DIRECTIVE -> Copy out each line that has "apps" in it.

DATA LINES ->
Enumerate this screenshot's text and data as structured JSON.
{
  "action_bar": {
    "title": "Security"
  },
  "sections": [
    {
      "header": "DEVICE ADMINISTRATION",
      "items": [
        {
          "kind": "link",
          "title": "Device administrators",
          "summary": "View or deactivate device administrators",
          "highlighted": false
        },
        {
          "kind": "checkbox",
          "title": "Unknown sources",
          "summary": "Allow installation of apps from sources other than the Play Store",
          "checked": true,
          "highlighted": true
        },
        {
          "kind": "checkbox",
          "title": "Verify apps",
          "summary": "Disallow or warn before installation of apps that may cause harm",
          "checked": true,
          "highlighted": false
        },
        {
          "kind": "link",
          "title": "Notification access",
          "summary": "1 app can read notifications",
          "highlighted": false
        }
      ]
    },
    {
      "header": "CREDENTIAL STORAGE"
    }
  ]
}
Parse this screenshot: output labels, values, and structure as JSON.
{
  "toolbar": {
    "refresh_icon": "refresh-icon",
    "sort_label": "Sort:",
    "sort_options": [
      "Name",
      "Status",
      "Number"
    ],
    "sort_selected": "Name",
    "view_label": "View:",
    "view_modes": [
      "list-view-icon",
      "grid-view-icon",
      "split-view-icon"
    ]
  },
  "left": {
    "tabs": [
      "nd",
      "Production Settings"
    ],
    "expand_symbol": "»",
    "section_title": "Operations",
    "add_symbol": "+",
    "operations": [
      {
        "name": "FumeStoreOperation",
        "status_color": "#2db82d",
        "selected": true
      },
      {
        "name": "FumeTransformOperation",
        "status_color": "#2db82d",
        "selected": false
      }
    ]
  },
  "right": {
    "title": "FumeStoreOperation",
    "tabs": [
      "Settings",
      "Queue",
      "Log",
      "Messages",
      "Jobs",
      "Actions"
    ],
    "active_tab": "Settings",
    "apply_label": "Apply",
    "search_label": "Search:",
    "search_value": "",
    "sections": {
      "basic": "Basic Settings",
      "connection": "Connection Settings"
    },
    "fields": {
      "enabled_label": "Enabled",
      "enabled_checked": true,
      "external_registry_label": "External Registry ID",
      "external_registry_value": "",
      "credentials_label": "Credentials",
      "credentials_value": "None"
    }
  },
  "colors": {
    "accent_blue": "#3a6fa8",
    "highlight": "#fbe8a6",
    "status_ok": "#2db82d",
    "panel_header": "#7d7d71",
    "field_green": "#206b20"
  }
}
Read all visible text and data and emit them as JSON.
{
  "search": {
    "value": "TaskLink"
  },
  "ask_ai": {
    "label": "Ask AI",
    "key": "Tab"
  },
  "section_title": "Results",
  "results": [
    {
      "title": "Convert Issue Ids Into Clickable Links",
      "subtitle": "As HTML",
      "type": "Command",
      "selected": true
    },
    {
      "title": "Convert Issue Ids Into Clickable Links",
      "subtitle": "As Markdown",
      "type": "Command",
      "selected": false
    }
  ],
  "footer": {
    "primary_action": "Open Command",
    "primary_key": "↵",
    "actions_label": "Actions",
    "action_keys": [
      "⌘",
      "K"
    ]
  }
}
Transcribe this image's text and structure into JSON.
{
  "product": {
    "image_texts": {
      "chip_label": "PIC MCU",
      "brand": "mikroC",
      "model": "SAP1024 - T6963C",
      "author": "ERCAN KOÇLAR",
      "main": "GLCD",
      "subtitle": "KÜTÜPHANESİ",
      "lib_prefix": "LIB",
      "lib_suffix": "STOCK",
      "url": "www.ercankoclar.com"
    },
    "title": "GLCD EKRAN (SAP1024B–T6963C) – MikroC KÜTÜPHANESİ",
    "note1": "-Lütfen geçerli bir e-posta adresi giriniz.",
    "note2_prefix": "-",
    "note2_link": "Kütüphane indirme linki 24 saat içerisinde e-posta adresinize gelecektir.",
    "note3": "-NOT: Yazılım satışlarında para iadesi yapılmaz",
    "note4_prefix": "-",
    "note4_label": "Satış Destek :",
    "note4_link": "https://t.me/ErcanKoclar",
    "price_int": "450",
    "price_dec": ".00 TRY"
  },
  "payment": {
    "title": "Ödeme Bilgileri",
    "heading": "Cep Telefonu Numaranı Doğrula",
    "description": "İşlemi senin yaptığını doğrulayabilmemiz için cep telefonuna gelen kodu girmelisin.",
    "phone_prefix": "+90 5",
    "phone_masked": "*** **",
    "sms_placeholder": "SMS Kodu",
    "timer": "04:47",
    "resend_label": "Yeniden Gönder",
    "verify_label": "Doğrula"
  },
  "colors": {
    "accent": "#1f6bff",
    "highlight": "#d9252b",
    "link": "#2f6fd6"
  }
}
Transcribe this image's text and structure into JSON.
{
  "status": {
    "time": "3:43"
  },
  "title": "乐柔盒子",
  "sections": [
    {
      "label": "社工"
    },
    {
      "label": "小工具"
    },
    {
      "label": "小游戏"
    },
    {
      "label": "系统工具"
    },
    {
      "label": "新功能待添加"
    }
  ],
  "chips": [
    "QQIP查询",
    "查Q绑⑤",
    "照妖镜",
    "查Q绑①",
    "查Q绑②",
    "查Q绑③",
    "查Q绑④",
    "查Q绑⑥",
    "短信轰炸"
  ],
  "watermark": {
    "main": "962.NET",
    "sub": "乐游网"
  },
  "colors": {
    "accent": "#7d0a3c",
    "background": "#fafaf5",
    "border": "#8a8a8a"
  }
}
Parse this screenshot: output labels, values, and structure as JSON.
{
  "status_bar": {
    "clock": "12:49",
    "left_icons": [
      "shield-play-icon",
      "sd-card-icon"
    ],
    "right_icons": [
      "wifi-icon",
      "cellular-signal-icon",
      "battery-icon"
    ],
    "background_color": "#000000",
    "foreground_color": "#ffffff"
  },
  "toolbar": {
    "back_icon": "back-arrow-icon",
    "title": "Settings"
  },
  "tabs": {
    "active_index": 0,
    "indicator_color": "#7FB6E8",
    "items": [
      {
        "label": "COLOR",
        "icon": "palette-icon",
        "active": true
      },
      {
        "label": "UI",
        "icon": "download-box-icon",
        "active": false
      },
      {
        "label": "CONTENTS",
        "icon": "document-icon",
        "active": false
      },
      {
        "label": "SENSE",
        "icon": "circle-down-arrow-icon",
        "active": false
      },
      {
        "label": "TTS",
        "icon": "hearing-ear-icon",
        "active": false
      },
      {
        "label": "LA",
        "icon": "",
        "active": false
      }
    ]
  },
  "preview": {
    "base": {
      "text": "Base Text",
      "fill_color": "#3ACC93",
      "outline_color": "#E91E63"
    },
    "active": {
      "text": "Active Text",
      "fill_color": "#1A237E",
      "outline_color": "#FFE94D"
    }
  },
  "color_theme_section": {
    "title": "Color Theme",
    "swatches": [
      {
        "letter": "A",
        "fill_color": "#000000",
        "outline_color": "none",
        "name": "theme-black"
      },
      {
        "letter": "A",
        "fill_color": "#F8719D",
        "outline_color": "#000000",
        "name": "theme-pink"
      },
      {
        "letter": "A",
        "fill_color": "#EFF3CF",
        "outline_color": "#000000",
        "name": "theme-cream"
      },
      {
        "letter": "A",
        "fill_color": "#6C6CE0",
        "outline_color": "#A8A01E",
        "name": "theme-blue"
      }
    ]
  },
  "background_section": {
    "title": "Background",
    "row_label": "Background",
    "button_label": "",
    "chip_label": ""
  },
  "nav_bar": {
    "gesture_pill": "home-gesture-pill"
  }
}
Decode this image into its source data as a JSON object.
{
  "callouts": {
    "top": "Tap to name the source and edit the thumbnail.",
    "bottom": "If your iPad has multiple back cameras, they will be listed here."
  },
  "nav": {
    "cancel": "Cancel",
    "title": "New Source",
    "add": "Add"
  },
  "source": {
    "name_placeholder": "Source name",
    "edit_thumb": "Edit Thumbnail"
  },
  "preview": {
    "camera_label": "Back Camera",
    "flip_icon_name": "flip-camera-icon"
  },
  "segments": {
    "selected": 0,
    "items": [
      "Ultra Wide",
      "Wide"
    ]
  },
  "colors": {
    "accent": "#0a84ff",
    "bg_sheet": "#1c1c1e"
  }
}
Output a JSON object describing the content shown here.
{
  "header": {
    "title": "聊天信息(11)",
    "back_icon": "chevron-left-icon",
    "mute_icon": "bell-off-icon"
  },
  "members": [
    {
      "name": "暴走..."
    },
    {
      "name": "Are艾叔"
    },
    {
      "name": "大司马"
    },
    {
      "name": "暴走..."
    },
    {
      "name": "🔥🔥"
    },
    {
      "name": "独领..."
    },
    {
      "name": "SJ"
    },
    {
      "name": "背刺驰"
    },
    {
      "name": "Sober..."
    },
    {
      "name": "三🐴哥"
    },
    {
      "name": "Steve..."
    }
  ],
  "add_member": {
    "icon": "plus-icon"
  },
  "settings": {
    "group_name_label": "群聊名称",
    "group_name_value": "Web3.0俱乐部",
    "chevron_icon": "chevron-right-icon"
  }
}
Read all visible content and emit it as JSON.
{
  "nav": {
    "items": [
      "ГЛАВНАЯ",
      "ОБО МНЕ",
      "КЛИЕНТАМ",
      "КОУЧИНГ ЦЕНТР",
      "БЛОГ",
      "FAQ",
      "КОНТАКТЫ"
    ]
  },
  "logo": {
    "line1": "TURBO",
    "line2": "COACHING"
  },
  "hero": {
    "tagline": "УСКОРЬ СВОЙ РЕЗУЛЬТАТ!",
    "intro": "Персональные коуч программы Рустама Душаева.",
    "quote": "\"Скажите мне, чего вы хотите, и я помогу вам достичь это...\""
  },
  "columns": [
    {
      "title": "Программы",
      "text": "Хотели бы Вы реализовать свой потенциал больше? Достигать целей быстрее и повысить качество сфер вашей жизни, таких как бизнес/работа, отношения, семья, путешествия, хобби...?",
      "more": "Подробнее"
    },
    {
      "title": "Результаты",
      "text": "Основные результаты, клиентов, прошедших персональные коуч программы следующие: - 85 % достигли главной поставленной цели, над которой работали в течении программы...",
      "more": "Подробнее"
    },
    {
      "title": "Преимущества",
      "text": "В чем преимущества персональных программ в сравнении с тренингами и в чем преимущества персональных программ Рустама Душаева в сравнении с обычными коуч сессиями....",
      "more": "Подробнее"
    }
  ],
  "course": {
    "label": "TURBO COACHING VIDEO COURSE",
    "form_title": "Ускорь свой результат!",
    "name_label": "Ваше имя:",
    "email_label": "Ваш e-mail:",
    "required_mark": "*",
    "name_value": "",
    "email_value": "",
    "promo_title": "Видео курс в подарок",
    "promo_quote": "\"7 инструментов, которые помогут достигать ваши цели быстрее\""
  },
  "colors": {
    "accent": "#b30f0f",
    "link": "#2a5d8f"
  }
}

REPLY TO THE TASK ->
          "summary": "Allow installation of apps from sources other than the Play Store",
          "title": "Verify apps",
          "summary": "Disallow or warn before installation of apps that may cause harm",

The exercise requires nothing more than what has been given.